**MATERIAL PROVIDED:**
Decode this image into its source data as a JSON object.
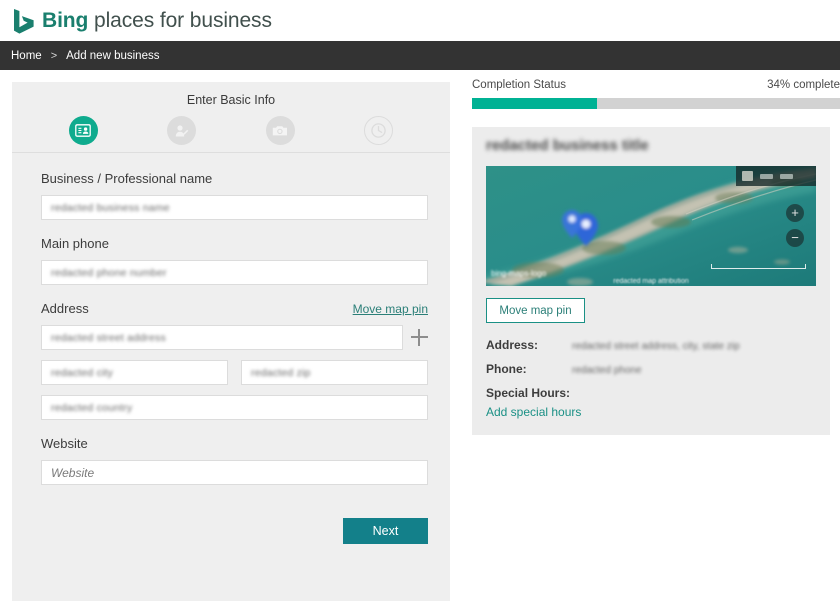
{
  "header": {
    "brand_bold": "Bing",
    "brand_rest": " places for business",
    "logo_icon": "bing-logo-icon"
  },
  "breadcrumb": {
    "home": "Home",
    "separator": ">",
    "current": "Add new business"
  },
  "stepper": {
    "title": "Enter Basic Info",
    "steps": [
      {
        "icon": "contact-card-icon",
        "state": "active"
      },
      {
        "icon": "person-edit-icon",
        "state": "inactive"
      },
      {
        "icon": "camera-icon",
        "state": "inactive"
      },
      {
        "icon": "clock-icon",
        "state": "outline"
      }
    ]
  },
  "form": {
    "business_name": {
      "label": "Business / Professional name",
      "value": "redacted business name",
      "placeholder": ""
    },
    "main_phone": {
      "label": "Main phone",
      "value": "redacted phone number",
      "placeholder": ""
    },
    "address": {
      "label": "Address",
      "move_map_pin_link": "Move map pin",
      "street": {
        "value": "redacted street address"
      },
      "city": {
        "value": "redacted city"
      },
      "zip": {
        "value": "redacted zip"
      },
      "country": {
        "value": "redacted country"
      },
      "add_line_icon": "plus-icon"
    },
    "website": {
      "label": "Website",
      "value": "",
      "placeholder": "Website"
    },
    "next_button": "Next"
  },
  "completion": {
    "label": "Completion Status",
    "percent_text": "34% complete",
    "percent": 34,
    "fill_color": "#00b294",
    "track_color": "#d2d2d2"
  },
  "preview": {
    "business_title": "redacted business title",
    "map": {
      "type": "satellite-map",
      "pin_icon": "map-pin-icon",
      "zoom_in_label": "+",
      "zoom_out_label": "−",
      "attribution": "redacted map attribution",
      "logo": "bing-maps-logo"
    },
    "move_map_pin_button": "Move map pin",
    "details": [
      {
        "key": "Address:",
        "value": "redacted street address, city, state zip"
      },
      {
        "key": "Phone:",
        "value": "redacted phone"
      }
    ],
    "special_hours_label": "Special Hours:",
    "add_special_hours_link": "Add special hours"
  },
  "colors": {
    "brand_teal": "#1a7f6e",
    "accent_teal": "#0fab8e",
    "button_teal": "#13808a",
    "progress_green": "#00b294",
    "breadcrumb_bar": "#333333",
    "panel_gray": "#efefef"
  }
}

**WORK REQUIRED:** Your task is to retype all the entries exactly and leave out any pictures.

**SOLUTION:**
Decode this image into its source data as a JSON object.
{
  "header": {
    "brand_bold": "Bing",
    "brand_rest": " places for business",
    "logo_icon": "bing-logo-icon"
  },
  "breadcrumb": {
    "home": "Home",
    "separator": ">",
    "current": "Add new business"
  },
  "stepper": {
    "title": "Enter Basic Info",
    "steps": [
      {
        "icon": "contact-card-icon",
        "state": "active"
      },
      {
        "icon": "person-edit-icon",
        "state": "inactive"
      },
      {
        "icon": "camera-icon",
        "state": "inactive"
      },
      {
        "icon": "clock-icon",
        "state": "outline"
      }
    ]
  },
  "form": {
    "business_name": {
      "label": "Business / Professional name",
      "value": "redacted business name",
      "placeholder": ""
    },
    "main_phone": {
      "label": "Main phone",
      "value": "redacted phone number",
      "placeholder": ""
    },
    "address": {
      "label": "Address",
      "move_map_pin_link": "Move map pin",
      "street": {
        "value": "redacted street address"
      },
      "city": {
        "value": "redacted city"
      },
      "zip": {
        "value": "redacted zip"
      },
      "country": {
        "value": "redacted country"
      },
      "add_line_icon": "plus-icon"
    },
    "website": {
      "label": "Website",
      "value": "",
      "placeholder": "Website"
    },
    "next_button": "Next"
  },
  "completion": {
    "label": "Completion Status",
    "percent_text": "34% complete",
    "percent": 34,
    "fill_color": "#00b294",
    "track_color": "#d2d2d2"
  },
  "preview": {
    "business_title": "redacted business title",
    "map": {
      "type": "satellite-map",
      "pin_icon": "map-pin-icon",
      "zoom_in_label": "+",
      "zoom_out_label": "−",
      "attribution": "redacted map attribution",
      "logo": "bing-maps-logo"
    },
    "move_map_pin_button": "Move map pin",
    "details": [
      {
        "key": "Address:",
        "value": "redacted street address, city, state zip"
      },
      {
        "key": "Phone:",
        "value": "redacted phone"
      }
    ],
    "special_hours_label": "Special Hours:",
    "add_special_hours_link": "Add special hours"
  },
  "colors": {
    "brand_teal": "#1a7f6e",
    "accent_teal": "#0fab8e",
    "button_teal": "#13808a",
    "progress_green": "#00b294",
    "breadcrumb_bar": "#333333",
    "panel_gray": "#efefef"
  }
}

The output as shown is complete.